Written instruction:
Read through the records below and copy each line that uses the word "photo".

Dataset:
----

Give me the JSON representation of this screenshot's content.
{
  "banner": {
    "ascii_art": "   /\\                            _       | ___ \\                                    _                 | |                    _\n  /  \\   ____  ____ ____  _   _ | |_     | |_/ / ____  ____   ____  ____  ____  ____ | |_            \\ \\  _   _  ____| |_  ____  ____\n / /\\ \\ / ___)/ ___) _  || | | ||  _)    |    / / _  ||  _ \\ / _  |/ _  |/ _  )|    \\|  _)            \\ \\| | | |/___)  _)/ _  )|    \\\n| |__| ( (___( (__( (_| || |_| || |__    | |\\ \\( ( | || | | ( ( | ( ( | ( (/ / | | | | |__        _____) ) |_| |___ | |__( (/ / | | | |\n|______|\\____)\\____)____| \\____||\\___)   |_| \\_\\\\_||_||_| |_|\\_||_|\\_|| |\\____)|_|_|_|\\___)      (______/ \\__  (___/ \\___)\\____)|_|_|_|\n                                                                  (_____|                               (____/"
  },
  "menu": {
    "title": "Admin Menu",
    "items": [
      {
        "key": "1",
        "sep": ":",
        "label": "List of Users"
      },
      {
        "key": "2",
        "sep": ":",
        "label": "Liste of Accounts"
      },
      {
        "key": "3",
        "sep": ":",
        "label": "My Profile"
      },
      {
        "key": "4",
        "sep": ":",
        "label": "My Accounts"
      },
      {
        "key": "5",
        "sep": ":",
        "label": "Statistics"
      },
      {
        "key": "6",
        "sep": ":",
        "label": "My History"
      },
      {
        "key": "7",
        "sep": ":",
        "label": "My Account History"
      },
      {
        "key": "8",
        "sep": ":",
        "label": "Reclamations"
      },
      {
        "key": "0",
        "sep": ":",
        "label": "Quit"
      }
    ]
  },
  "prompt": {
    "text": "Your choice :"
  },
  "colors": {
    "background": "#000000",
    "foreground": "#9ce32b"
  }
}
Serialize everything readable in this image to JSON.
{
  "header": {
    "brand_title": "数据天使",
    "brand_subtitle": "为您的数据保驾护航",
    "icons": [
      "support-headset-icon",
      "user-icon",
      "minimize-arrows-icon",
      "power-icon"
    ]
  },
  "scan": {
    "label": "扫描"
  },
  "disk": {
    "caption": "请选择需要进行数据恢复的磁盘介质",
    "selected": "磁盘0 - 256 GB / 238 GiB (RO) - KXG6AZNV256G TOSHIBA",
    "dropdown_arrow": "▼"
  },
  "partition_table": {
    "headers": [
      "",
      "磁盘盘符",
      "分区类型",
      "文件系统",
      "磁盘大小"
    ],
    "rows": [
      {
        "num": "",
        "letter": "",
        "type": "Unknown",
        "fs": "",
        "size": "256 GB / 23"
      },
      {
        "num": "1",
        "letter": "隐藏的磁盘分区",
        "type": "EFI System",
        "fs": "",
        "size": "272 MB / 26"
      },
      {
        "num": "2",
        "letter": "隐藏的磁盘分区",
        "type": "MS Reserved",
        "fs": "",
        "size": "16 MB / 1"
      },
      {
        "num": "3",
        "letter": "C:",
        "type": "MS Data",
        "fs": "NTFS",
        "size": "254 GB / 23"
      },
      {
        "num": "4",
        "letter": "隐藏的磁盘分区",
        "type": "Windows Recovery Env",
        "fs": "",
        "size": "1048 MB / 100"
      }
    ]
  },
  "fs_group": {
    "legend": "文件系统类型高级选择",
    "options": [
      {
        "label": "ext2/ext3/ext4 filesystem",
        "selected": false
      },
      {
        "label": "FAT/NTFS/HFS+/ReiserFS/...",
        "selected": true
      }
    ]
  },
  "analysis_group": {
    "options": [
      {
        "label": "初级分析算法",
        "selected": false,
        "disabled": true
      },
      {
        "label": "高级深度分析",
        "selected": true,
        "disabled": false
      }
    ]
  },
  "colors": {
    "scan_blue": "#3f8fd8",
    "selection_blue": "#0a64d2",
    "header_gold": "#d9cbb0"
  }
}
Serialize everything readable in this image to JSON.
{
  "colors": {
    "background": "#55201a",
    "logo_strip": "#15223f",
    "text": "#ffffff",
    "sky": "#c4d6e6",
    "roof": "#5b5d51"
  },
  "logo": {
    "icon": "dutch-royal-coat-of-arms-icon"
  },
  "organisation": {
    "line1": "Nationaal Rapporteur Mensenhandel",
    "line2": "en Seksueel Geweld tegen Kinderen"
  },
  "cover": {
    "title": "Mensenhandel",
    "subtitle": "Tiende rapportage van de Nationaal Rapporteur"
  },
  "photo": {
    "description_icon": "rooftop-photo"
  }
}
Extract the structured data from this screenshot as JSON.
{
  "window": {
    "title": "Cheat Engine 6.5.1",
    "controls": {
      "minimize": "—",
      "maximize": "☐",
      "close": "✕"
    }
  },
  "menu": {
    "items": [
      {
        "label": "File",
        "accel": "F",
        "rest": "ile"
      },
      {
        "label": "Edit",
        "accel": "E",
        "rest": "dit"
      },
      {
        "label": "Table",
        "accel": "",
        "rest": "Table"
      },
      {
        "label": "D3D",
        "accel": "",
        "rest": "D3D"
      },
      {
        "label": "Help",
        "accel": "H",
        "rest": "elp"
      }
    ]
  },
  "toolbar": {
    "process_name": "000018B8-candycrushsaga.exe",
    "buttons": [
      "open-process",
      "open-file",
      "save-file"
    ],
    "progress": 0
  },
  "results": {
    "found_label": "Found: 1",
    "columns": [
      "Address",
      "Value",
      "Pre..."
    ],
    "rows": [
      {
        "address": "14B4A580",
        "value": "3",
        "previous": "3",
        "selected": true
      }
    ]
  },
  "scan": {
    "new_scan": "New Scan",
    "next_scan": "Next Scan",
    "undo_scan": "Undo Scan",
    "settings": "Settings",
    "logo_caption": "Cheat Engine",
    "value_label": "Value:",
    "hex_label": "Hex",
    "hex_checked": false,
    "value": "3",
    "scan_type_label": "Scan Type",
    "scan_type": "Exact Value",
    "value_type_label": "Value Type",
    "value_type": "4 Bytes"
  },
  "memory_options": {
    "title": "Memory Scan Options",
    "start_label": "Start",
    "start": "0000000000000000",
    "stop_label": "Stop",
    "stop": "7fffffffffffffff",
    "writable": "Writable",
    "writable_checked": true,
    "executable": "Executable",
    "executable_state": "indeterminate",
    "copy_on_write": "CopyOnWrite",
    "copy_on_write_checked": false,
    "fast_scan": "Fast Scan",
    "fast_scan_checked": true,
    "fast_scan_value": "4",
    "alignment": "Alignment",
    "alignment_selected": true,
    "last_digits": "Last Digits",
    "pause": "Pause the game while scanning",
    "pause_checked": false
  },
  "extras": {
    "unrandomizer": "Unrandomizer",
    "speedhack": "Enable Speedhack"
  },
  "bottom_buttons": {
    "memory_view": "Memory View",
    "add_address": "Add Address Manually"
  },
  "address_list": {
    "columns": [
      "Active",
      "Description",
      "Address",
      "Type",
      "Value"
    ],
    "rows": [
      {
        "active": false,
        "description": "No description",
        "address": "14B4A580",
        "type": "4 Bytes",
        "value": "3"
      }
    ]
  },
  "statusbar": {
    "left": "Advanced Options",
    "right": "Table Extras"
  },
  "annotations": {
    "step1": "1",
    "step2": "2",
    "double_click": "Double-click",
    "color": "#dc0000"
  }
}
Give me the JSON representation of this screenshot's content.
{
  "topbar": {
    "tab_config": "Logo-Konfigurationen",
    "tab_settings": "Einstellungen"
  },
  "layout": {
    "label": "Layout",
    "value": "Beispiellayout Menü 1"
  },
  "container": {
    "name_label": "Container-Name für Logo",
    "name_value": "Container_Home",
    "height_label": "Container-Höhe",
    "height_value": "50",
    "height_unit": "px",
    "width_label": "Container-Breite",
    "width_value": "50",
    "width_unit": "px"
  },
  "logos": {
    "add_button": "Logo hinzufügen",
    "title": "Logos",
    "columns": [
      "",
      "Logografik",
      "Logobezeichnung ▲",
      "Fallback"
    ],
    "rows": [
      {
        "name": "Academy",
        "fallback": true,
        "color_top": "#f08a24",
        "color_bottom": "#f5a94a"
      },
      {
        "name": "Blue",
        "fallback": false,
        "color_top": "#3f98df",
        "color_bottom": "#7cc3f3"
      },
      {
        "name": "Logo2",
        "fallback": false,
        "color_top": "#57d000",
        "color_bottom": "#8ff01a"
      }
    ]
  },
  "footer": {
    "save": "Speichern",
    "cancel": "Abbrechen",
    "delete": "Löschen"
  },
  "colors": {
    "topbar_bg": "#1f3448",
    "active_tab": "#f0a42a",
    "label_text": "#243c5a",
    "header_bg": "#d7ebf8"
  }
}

----

Worked solution:
  "photo": {
    "description_icon": "rooftop-photo"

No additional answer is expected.